* _PROBLÈME À RÉSOUDRE_:
Retranscrivez à l'identique le passage de l'article sur l'ouragan Helene qui va de « Perspective » jusqu'à « toute son ampleur. ».

* _EXTRAIT FOURNI_:

* * * * * * *

Perspective

Ouragan Helene : le capitalisme fait d’une catastrophe naturelle une catastrophe sociale

Au cours des deux derniers jours, la catastrophe provoquée par l'ouragan Hélène dans une vaste zone du sud-est des États-Unis a commencé à être révélée dans toute son ampleur.

Le nombre de morts a atteint 130 lundi soir, selon des reportages provenant de six États et suivis par de nombreux organes de presse. Étant donné qu'au moins 600 autres personnes sont portées disparues ou manquent à l'appel, le bilan risque de s'alourdir. Helene pourrait ainsi devenir la tempête la plus meurtrière à frapper le continent américain depuis Katrina, qui a noyé la ville de La Nouvelle-Orléans en 2005. L'ouragan Maria, qui a frappé Porto Rico en 2017, faisant plus de 3000 morts, est la pire catastrophe naturelle à avoir frappé un territoire américain au cours des cinquante dernières années.

Des débris sont visibles après le passage de l'ouragan Helene, lundi 30 septembre 2024, à Asheville, en Caroline du Nord. [AP Photo/Mike Stewart]

Asheville, en Caroline du Nord, est à l'épicentre de la tragédie. La ville est située dans une vallée fluviale des Appalaches et a été frappée par près de 60 centimètres de pluie.

* * * * * * *

* _DONNÉES FOURNIES_:

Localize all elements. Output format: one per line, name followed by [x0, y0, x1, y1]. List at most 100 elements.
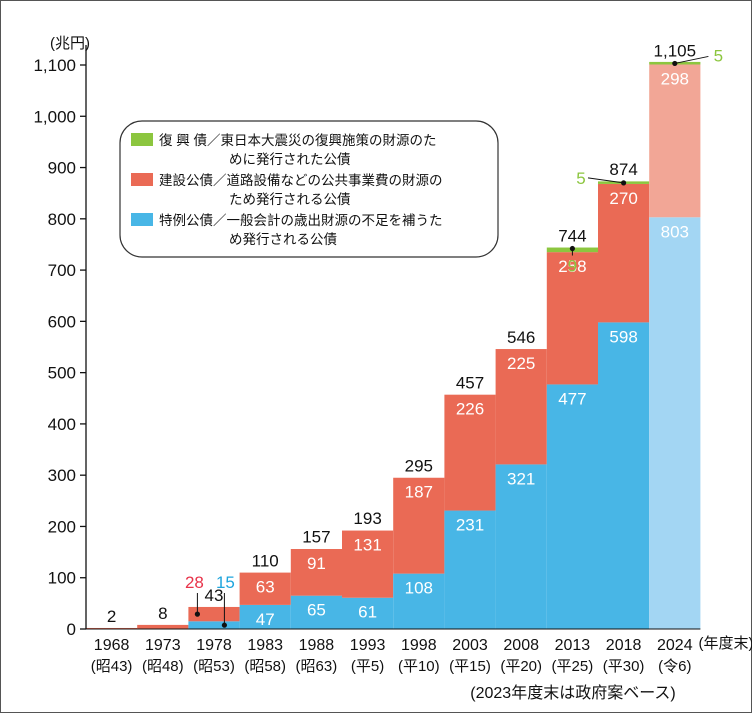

* * * * * * *

* _RÉPONSE PROPOSÉE_:
Perspective

Ouragan Helene : le capitalisme fait d’une catastrophe naturelle une catastrophe sociale

Au cours des deux derniers jours, la catastrophe provoquée par l'ouragan Hélène dans une vaste zone du sud-est des États-Unis a commencé à être révélée dans toute son ampleur.